_WRITTEN PROBLEM_
Report how many lines of the listing below include the word "Splicing". Give nothing but the number.

_Extracts from a graphics dataset_
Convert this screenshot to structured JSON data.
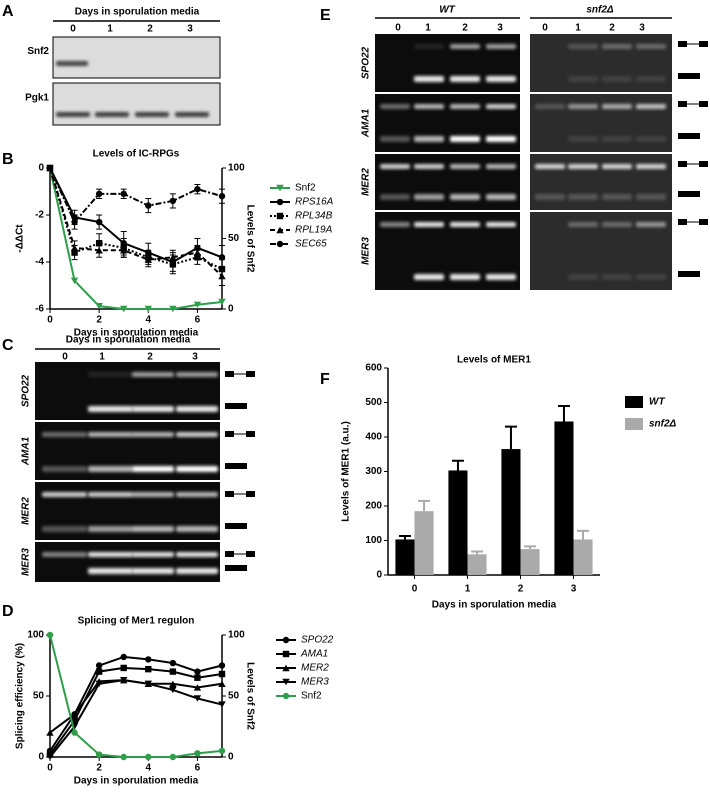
{
  "panel_labels": [
    "A",
    "B",
    "C",
    "D",
    "E",
    "F"
  ],
  "gel_a": {
    "header": "Days in sporulation media",
    "lanes": [
      "0",
      "1",
      "2",
      "3"
    ],
    "rows": [
      "Snf2",
      "Pgk1"
    ]
  },
  "gel_c": {
    "header": "Days in sporulation media",
    "lanes": [
      "0",
      "1",
      "2",
      "3"
    ],
    "rows": [
      "SPO22",
      "AMA1",
      "MER2",
      "MER3"
    ]
  },
  "gel_e": {
    "groups": [
      "WT",
      "snf2Δ"
    ],
    "lanes": [
      "0",
      "1",
      "2",
      "3"
    ],
    "rows": [
      "SPO22",
      "AMA1",
      "MER2",
      "MER3"
    ]
  },
  "chart_data": [
    {
      "type": "line",
      "title": "Levels of IC-RPGs",
      "xlabel": "Days in sporulation media",
      "ylabel": "-ΔΔCt",
      "y2label": "Levels of Snf2",
      "x": [
        0,
        1,
        2,
        3,
        4,
        5,
        6,
        7
      ],
      "xlim": [
        0,
        7
      ],
      "xticks": [
        0,
        2,
        4,
        6
      ],
      "ylim": [
        -6,
        0
      ],
      "yticks": [
        0,
        -2,
        -4,
        -6
      ],
      "y2lim": [
        0,
        100
      ],
      "y2ticks": [
        0,
        50,
        100
      ],
      "series": [
        {
          "name": "Snf2",
          "color": "#2e9e4a",
          "axis": "y2",
          "marker": "triangle-down",
          "dash": "solid",
          "values": [
            100,
            20,
            2,
            0,
            0,
            0,
            3,
            5
          ]
        },
        {
          "name": "RPS16A",
          "color": "#000000",
          "marker": "circle",
          "dash": "solid",
          "values": [
            0,
            -2.1,
            -2.3,
            -3.2,
            -3.6,
            -4.0,
            -3.4,
            -3.8
          ],
          "errors": [
            0,
            0.3,
            0.3,
            0.5,
            0.4,
            0.4,
            0.4,
            0.5
          ]
        },
        {
          "name": "RPL34B",
          "color": "#000000",
          "marker": "square",
          "dash": "dotted",
          "values": [
            0,
            -3.6,
            -3.2,
            -3.4,
            -3.8,
            -4.1,
            -3.8,
            -4.3
          ],
          "errors": [
            0,
            0.3,
            0.4,
            0.4,
            0.3,
            0.4,
            0.3,
            0.4
          ]
        },
        {
          "name": "RPL19A",
          "color": "#000000",
          "marker": "triangle",
          "dash": "dashed",
          "values": [
            0,
            -3.4,
            -3.5,
            -3.5,
            -3.9,
            -3.8,
            -3.6,
            -4.6
          ],
          "errors": [
            0,
            0.3,
            0.3,
            0.3,
            0.3,
            0.3,
            0.3,
            0.4
          ]
        },
        {
          "name": "SEC65",
          "color": "#000000",
          "marker": "circle",
          "dash": "dashdot",
          "values": [
            0,
            -2.3,
            -1.1,
            -1.1,
            -1.6,
            -1.4,
            -0.9,
            -1.2
          ],
          "errors": [
            0,
            0.3,
            0.2,
            0.2,
            0.3,
            0.3,
            0.2,
            0.3
          ]
        }
      ]
    },
    {
      "type": "line",
      "title": "Splicing of Mer1 regulon",
      "xlabel": "Days in sporulation media",
      "ylabel": "Splicing efficiency (%)",
      "y2label": "Levels of Snf2",
      "x": [
        0,
        1,
        2,
        3,
        4,
        5,
        6,
        7
      ],
      "xlim": [
        0,
        7
      ],
      "xticks": [
        0,
        2,
        4,
        6
      ],
      "ylim": [
        0,
        100
      ],
      "yticks": [
        0,
        50,
        100
      ],
      "y2lim": [
        0,
        100
      ],
      "y2ticks": [
        0,
        50,
        100
      ],
      "series": [
        {
          "name": "SPO22",
          "color": "#000000",
          "marker": "circle",
          "dash": "solid",
          "values": [
            5,
            35,
            75,
            82,
            80,
            77,
            70,
            75
          ]
        },
        {
          "name": "AMA1",
          "color": "#000000",
          "marker": "square",
          "dash": "solid",
          "values": [
            2,
            30,
            70,
            73,
            72,
            70,
            65,
            68
          ]
        },
        {
          "name": "MER2",
          "color": "#000000",
          "marker": "triangle",
          "dash": "solid",
          "values": [
            20,
            35,
            62,
            63,
            60,
            60,
            57,
            60
          ]
        },
        {
          "name": "MER3",
          "color": "#000000",
          "marker": "triangle-down",
          "dash": "solid",
          "values": [
            0,
            25,
            60,
            63,
            60,
            55,
            48,
            43
          ]
        },
        {
          "name": "Snf2",
          "color": "#2e9e4a",
          "axis": "y2",
          "marker": "circle",
          "dash": "solid",
          "values": [
            100,
            20,
            2,
            0,
            0,
            0,
            3,
            5
          ]
        }
      ]
    },
    {
      "type": "bar",
      "title": "Levels of MER1",
      "xlabel": "Days in sporulation media",
      "ylabel": "Levels of MER1 (a.u.)",
      "categories": [
        "0",
        "1",
        "2",
        "3"
      ],
      "ylim": [
        0,
        600
      ],
      "yticks": [
        0,
        100,
        200,
        300,
        400,
        500,
        600
      ],
      "series": [
        {
          "name": "WT",
          "color": "#000000",
          "values": [
            103,
            303,
            365,
            445
          ],
          "errors": [
            10,
            28,
            65,
            45
          ]
        },
        {
          "name": "snf2Δ",
          "color": "#aaaaaa",
          "values": [
            185,
            60,
            75,
            103
          ],
          "errors": [
            30,
            8,
            8,
            25
          ]
        }
      ]
    }
  ]
}
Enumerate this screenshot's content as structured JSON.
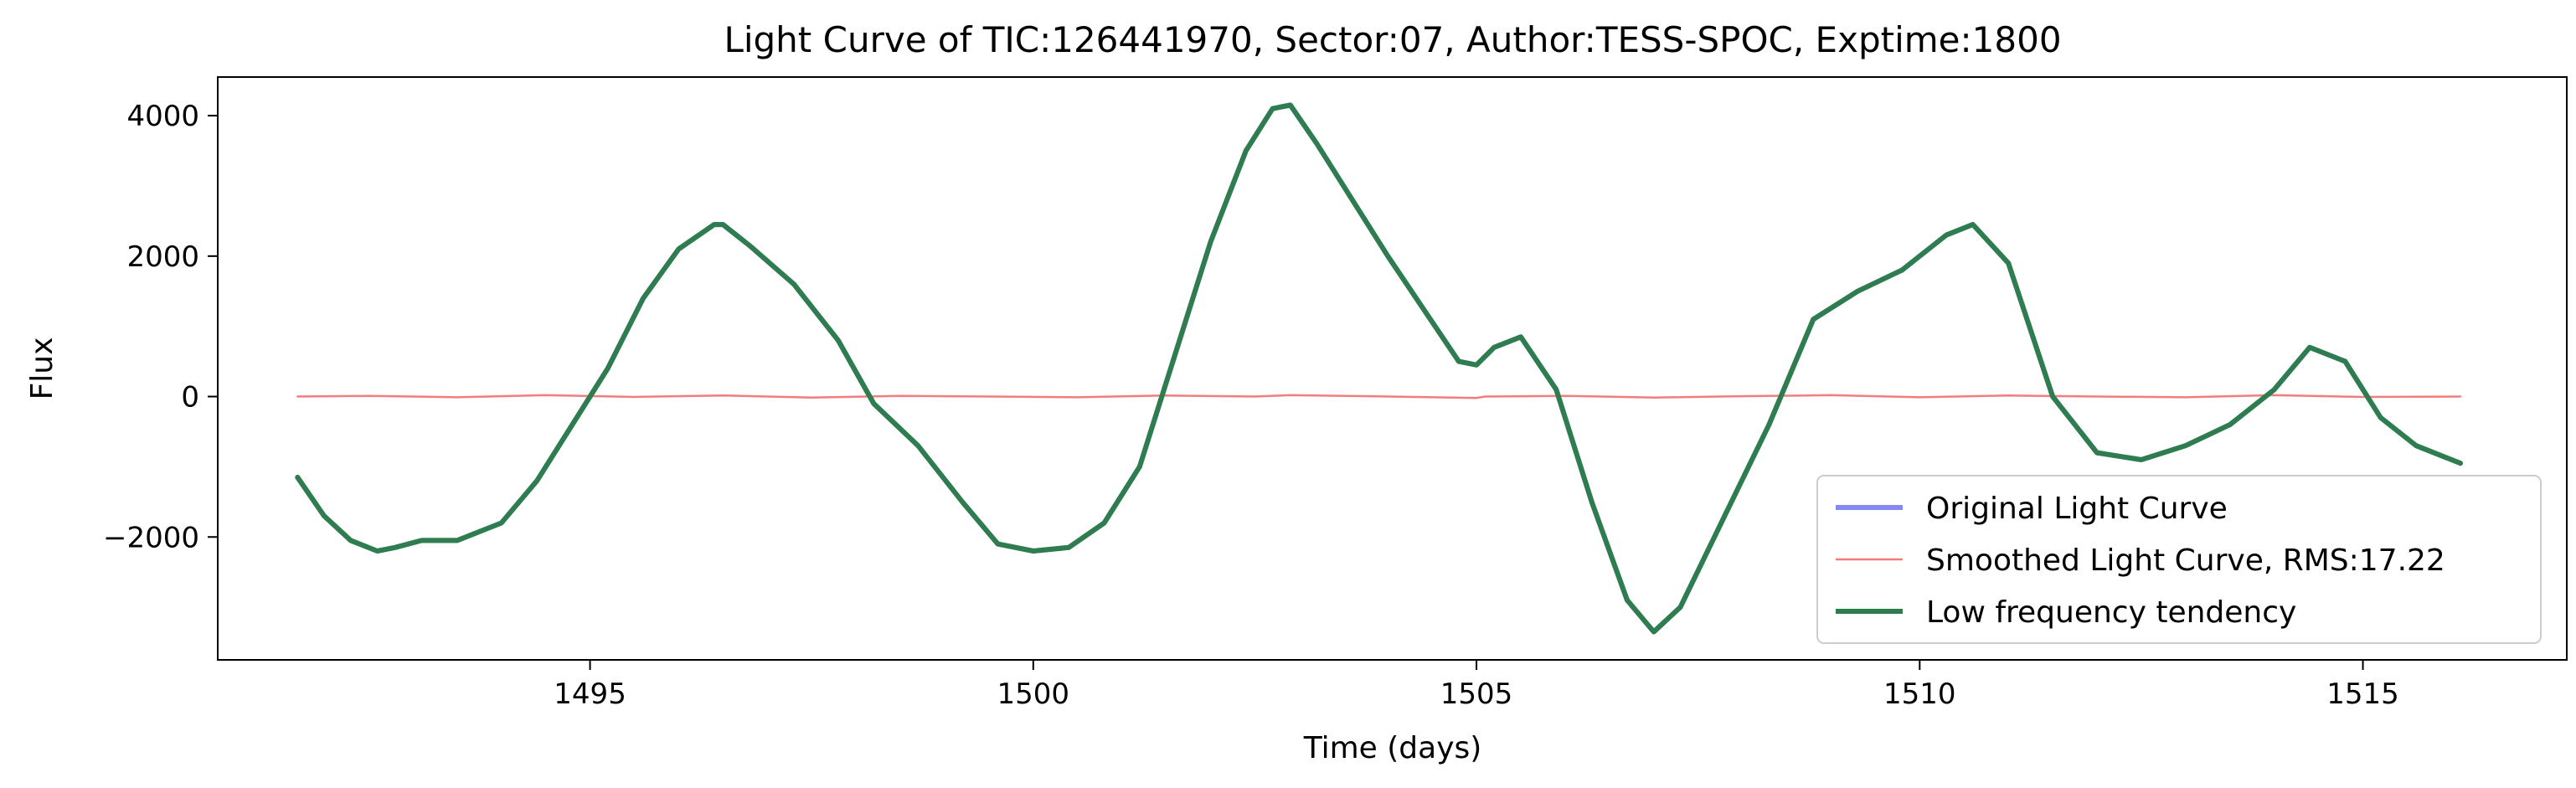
{
  "chart_data": {
    "type": "line",
    "title": "Light Curve of TIC:126441970, Sector:07, Author:TESS-SPOC, Exptime:1800",
    "xlabel": "Time (days)",
    "ylabel": "Flux",
    "xlim": [
      1490.8,
      1517.3
    ],
    "ylim": [
      -3750,
      4550
    ],
    "xticks": [
      1495,
      1500,
      1505,
      1510,
      1515
    ],
    "xtick_labels": [
      "1495",
      "1500",
      "1505",
      "1510",
      "1515"
    ],
    "yticks": [
      -2000,
      0,
      2000,
      4000
    ],
    "ytick_labels": [
      "−2000",
      "0",
      "2000",
      "4000"
    ],
    "grid": false,
    "legend_position": "lower-right",
    "series": [
      {
        "name": "Original Light Curve",
        "color": "#7b7bf0",
        "x": [
          1491.7,
          1492.0,
          1492.3,
          1492.6,
          1492.8,
          1493.1,
          1493.5,
          1494.0,
          1494.4,
          1494.8,
          1495.2,
          1495.6,
          1496.0,
          1496.4,
          1496.5,
          1496.8,
          1497.3,
          1497.8,
          1498.2,
          1498.7,
          1499.2,
          1499.6,
          1500.0,
          1500.4,
          1500.8,
          1501.2,
          1501.6,
          1502.0,
          1502.4,
          1502.7,
          1502.9,
          1503.2,
          1504.0,
          1504.8,
          1505.0,
          1505.2,
          1505.5,
          1505.9,
          1506.3,
          1506.7,
          1507.0,
          1507.3,
          1507.8,
          1508.3,
          1508.8,
          1509.3,
          1509.8,
          1510.3,
          1510.6,
          1511.0,
          1511.5,
          1512.0,
          1512.5,
          1513.0,
          1513.5,
          1514.0,
          1514.4,
          1514.8,
          1515.2,
          1515.6,
          1516.1
        ],
        "y": [
          -1150,
          -1700,
          -2050,
          -2200,
          -2150,
          -2050,
          -2050,
          -1800,
          -1200,
          -400,
          400,
          1400,
          2100,
          2450,
          2450,
          2150,
          1600,
          800,
          -100,
          -700,
          -1500,
          -2100,
          -2200,
          -2150,
          -1800,
          -1000,
          600,
          2200,
          3500,
          4100,
          4150,
          3600,
          2000,
          500,
          450,
          700,
          850,
          100,
          -1500,
          -2900,
          -3350,
          -3000,
          -1700,
          -400,
          1100,
          1500,
          1800,
          2300,
          2450,
          1900,
          0,
          -800,
          -900,
          -700,
          -400,
          100,
          700,
          500,
          -300,
          -700,
          -950
        ]
      },
      {
        "name": "Smoothed Light Curve, RMS:17.22",
        "color": "#f27d7d",
        "x": [
          1491.7,
          1492.5,
          1493.5,
          1494.5,
          1495.5,
          1496.5,
          1497.5,
          1498.5,
          1499.5,
          1500.5,
          1501.5,
          1502.5,
          1502.9,
          1504.0,
          1505.0,
          1505.1,
          1506.0,
          1507.0,
          1508.0,
          1509.0,
          1510.0,
          1511.0,
          1512.0,
          1513.0,
          1514.0,
          1515.0,
          1516.1
        ],
        "y": [
          0,
          10,
          -10,
          20,
          -5,
          15,
          -15,
          10,
          0,
          -10,
          15,
          0,
          20,
          0,
          -20,
          0,
          10,
          -15,
          5,
          20,
          -10,
          15,
          0,
          -10,
          20,
          -5,
          0
        ]
      },
      {
        "name": "Low frequency tendency",
        "color": "#2e7d4e",
        "x": [
          1491.7,
          1492.0,
          1492.3,
          1492.6,
          1492.8,
          1493.1,
          1493.5,
          1494.0,
          1494.4,
          1494.8,
          1495.2,
          1495.6,
          1496.0,
          1496.4,
          1496.5,
          1496.8,
          1497.3,
          1497.8,
          1498.2,
          1498.7,
          1499.2,
          1499.6,
          1500.0,
          1500.4,
          1500.8,
          1501.2,
          1501.6,
          1502.0,
          1502.4,
          1502.7,
          1502.9,
          1503.2,
          1504.0,
          1504.8,
          1505.0,
          1505.2,
          1505.5,
          1505.9,
          1506.3,
          1506.7,
          1507.0,
          1507.3,
          1507.8,
          1508.3,
          1508.8,
          1509.3,
          1509.8,
          1510.3,
          1510.6,
          1511.0,
          1511.5,
          1512.0,
          1512.5,
          1513.0,
          1513.5,
          1514.0,
          1514.4,
          1514.8,
          1515.2,
          1515.6,
          1516.1
        ],
        "y": [
          -1150,
          -1700,
          -2050,
          -2200,
          -2150,
          -2050,
          -2050,
          -1800,
          -1200,
          -400,
          400,
          1400,
          2100,
          2450,
          2450,
          2150,
          1600,
          800,
          -100,
          -700,
          -1500,
          -2100,
          -2200,
          -2150,
          -1800,
          -1000,
          600,
          2200,
          3500,
          4100,
          4150,
          3600,
          2000,
          500,
          450,
          700,
          850,
          100,
          -1500,
          -2900,
          -3350,
          -3000,
          -1700,
          -400,
          1100,
          1500,
          1800,
          2300,
          2450,
          1900,
          0,
          -800,
          -900,
          -700,
          -400,
          100,
          700,
          500,
          -300,
          -700,
          -950
        ]
      }
    ]
  }
}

_FULL SOLUTION_
2